Saved entries:
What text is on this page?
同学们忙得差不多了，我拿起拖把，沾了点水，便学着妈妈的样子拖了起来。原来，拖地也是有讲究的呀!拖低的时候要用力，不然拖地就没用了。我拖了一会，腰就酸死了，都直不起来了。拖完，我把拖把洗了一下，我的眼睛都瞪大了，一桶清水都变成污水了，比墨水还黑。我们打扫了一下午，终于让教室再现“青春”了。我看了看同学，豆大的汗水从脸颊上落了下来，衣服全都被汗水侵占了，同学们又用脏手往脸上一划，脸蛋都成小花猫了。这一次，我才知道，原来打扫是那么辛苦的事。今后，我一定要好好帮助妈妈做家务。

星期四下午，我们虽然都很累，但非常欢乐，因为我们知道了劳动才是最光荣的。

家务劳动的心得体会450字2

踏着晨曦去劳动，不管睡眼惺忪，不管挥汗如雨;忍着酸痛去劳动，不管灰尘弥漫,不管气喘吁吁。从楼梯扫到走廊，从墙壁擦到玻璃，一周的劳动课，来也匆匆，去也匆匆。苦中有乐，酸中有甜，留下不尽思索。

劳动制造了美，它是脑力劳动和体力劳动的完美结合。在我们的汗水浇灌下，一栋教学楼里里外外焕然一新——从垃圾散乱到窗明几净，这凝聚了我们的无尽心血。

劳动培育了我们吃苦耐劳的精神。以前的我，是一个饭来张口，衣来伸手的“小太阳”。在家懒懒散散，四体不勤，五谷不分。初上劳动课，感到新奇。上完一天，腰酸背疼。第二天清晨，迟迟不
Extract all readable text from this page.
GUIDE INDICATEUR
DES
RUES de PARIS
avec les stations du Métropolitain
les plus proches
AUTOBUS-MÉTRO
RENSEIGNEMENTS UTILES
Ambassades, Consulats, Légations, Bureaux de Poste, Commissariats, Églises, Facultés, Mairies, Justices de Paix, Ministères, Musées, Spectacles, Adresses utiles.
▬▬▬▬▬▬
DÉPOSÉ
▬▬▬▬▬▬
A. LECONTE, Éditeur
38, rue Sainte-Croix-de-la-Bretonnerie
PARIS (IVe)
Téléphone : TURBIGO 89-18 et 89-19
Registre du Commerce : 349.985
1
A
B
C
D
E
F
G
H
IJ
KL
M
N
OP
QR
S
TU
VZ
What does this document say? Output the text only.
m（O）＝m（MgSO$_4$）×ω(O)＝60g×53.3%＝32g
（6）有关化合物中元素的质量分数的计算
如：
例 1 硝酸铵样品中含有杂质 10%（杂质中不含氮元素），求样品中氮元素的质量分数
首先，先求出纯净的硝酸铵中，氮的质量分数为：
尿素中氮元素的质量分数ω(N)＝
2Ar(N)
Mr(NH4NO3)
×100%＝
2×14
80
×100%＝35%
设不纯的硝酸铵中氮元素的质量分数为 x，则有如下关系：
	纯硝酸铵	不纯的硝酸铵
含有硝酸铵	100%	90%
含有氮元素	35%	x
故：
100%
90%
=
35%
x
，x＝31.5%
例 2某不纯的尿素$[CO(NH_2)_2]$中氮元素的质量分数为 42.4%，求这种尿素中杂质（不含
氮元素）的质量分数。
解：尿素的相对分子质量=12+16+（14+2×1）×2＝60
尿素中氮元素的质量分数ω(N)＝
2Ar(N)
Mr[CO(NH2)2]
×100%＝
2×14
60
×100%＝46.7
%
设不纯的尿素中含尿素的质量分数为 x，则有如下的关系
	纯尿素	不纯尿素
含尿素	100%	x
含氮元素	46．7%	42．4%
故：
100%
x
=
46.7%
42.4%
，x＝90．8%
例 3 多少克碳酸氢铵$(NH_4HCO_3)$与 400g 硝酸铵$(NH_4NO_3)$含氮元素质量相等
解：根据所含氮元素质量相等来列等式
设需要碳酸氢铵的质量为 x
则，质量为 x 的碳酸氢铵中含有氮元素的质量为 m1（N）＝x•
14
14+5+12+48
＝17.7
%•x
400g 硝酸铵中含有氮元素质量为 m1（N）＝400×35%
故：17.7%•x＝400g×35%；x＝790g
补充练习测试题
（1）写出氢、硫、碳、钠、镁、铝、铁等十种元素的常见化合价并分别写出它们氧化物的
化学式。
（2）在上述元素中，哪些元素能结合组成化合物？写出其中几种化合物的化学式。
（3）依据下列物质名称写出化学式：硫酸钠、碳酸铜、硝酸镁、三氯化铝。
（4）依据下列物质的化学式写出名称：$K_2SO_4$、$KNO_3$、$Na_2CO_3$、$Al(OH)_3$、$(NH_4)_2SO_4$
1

Objective -> Give back only a number, the number of lines where the string "page" occurs.

Result of the task -> 2